Print the listing in its entirety and exactly, leaving out images.

Saved entries:
+--

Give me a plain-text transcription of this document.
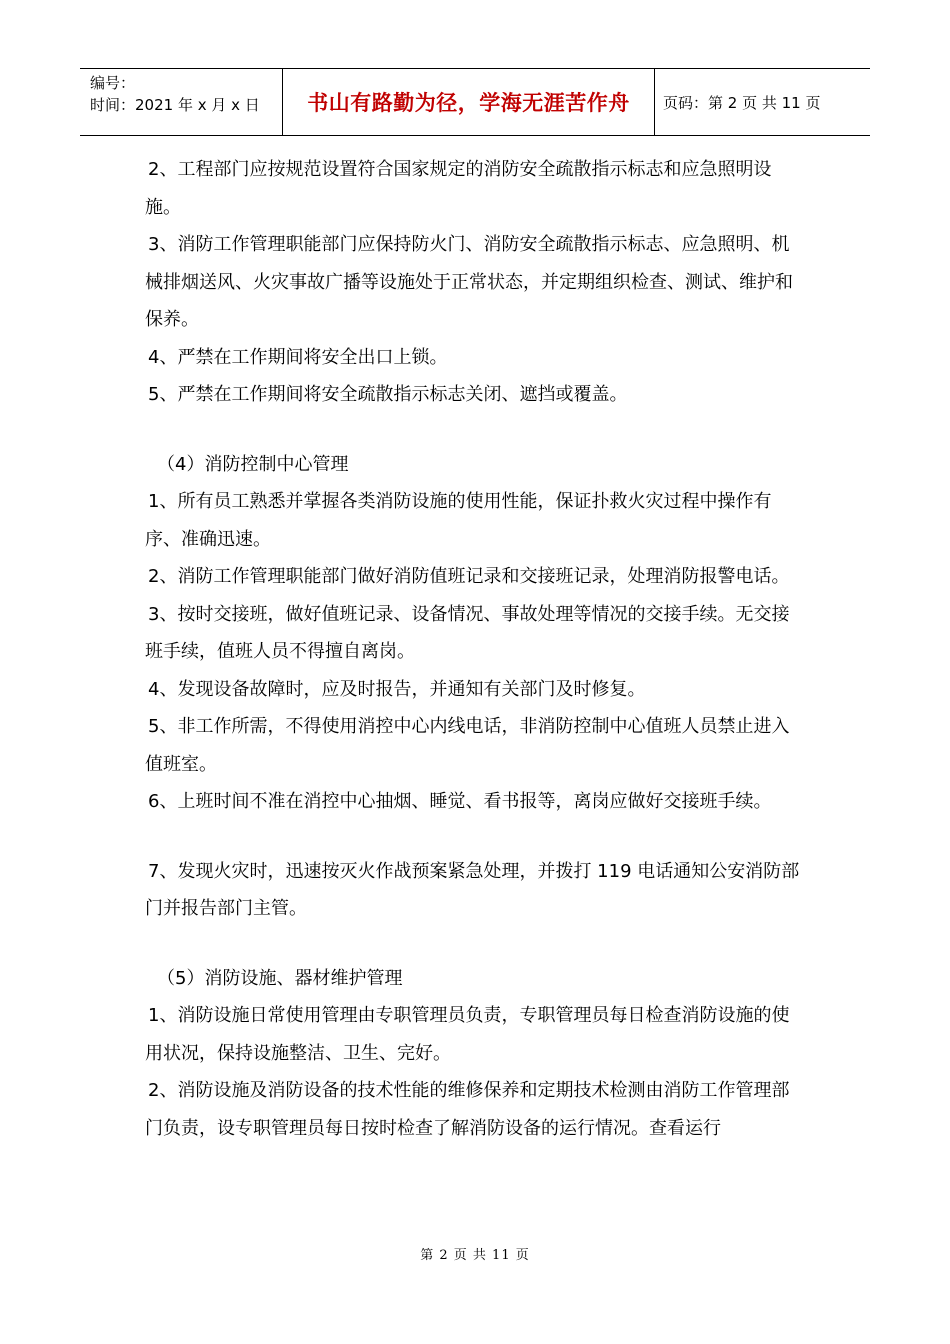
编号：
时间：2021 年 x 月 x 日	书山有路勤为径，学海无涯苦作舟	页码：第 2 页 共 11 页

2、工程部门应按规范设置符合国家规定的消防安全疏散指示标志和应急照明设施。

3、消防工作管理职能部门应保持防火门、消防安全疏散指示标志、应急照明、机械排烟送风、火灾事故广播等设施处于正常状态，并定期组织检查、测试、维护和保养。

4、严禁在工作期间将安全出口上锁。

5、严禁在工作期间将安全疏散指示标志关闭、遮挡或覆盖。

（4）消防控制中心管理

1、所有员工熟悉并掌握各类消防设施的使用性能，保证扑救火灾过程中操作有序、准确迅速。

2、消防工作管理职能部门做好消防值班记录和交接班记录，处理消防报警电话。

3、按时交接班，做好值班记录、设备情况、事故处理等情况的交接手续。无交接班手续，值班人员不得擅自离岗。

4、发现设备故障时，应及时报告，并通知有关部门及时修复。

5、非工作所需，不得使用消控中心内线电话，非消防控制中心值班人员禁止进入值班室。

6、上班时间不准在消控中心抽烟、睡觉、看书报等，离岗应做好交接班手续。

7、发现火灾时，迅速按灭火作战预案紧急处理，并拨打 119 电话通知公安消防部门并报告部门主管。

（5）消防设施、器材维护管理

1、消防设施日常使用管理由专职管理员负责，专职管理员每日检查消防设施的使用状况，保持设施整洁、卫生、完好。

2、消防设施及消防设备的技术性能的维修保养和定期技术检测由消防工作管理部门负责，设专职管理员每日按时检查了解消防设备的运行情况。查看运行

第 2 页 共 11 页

+--

Full response:
Give me a plain-text transcription of this document.
编号：
时间：2021 年 x 月 x 日	书山有路勤为径，学海无涯苦作舟	页码：第 2 页 共 11 页

2、工程部门应按规范设置符合国家规定的消防安全疏散指示标志和应急照明设施。

3、消防工作管理职能部门应保持防火门、消防安全疏散指示标志、应急照明、机械排烟送风、火灾事故广播等设施处于正常状态，并定期组织检查、测试、维护和保养。

4、严禁在工作期间将安全出口上锁。

5、严禁在工作期间将安全疏散指示标志关闭、遮挡或覆盖。

（4）消防控制中心管理

1、所有员工熟悉并掌握各类消防设施的使用性能，保证扑救火灾过程中操作有序、准确迅速。

2、消防工作管理职能部门做好消防值班记录和交接班记录，处理消防报警电话。

3、按时交接班，做好值班记录、设备情况、事故处理等情况的交接手续。无交接班手续，值班人员不得擅自离岗。

4、发现设备故障时，应及时报告，并通知有关部门及时修复。

5、非工作所需，不得使用消控中心内线电话，非消防控制中心值班人员禁止进入值班室。

6、上班时间不准在消控中心抽烟、睡觉、看书报等，离岗应做好交接班手续。

7、发现火灾时，迅速按灭火作战预案紧急处理，并拨打 119 电话通知公安消防部门并报告部门主管。

（5）消防设施、器材维护管理

1、消防设施日常使用管理由专职管理员负责，专职管理员每日检查消防设施的使用状况，保持设施整洁、卫生、完好。

2、消防设施及消防设备的技术性能的维修保养和定期技术检测由消防工作管理部门负责，设专职管理员每日按时检查了解消防设备的运行情况。查看运行

第 2 页 共 11 页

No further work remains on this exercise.